**WORK INSTRUCTIONS**:
Extract every entry word for word. Skip the pictures.

**SUPPLIED DATA**:
[BEGIN]
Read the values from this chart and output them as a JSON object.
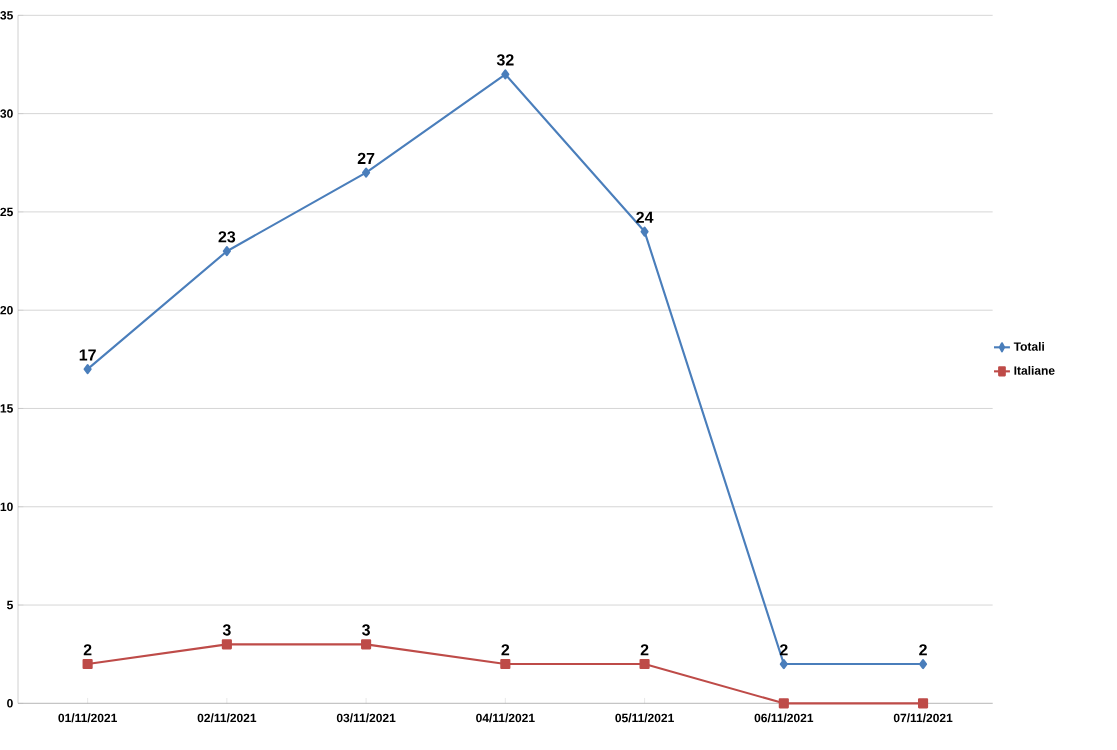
{
  "chart_data": {
    "type": "line",
    "categories": [
      "01/11/2021",
      "02/11/2021",
      "03/11/2021",
      "04/11/2021",
      "05/11/2021",
      "06/11/2021",
      "07/11/2021"
    ],
    "series": [
      {
        "name": "Totali",
        "color": "#4a7ebb",
        "marker": "diamond",
        "values": [
          17,
          23,
          27,
          32,
          24,
          2,
          2
        ],
        "value_labels": [
          "17",
          "23",
          "27",
          "32",
          "24",
          "2",
          "2"
        ]
      },
      {
        "name": "Italiane",
        "color": "#be4b48",
        "marker": "square",
        "values": [
          2,
          3,
          3,
          2,
          2,
          0,
          0
        ],
        "value_labels": [
          "2",
          "3",
          "3",
          "2",
          "2",
          null,
          null
        ]
      }
    ],
    "ylim": [
      0,
      35
    ],
    "yticks": [
      0,
      5,
      10,
      15,
      20,
      25,
      30,
      35
    ],
    "grid": "y",
    "legend": "right"
  }
}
[END]
**ANSWER TO THE PROBLEM**:
Read the values from this chart and output them as a JSON object.
{
  "chart_data": {
    "type": "line",
    "categories": [
      "01/11/2021",
      "02/11/2021",
      "03/11/2021",
      "04/11/2021",
      "05/11/2021",
      "06/11/2021",
      "07/11/2021"
    ],
    "series": [
      {
        "name": "Totali",
        "color": "#4a7ebb",
        "marker": "diamond",
        "values": [
          17,
          23,
          27,
          32,
          24,
          2,
          2
        ],
        "value_labels": [
          "17",
          "23",
          "27",
          "32",
          "24",
          "2",
          "2"
        ]
      },
      {
        "name": "Italiane",
        "color": "#be4b48",
        "marker": "square",
        "values": [
          2,
          3,
          3,
          2,
          2,
          0,
          0
        ],
        "value_labels": [
          "2",
          "3",
          "3",
          "2",
          "2",
          null,
          null
        ]
      }
    ],
    "ylim": [
      0,
      35
    ],
    "yticks": [
      0,
      5,
      10,
      15,
      20,
      25,
      30,
      35
    ],
    "grid": "y",
    "legend": "right"
  }
}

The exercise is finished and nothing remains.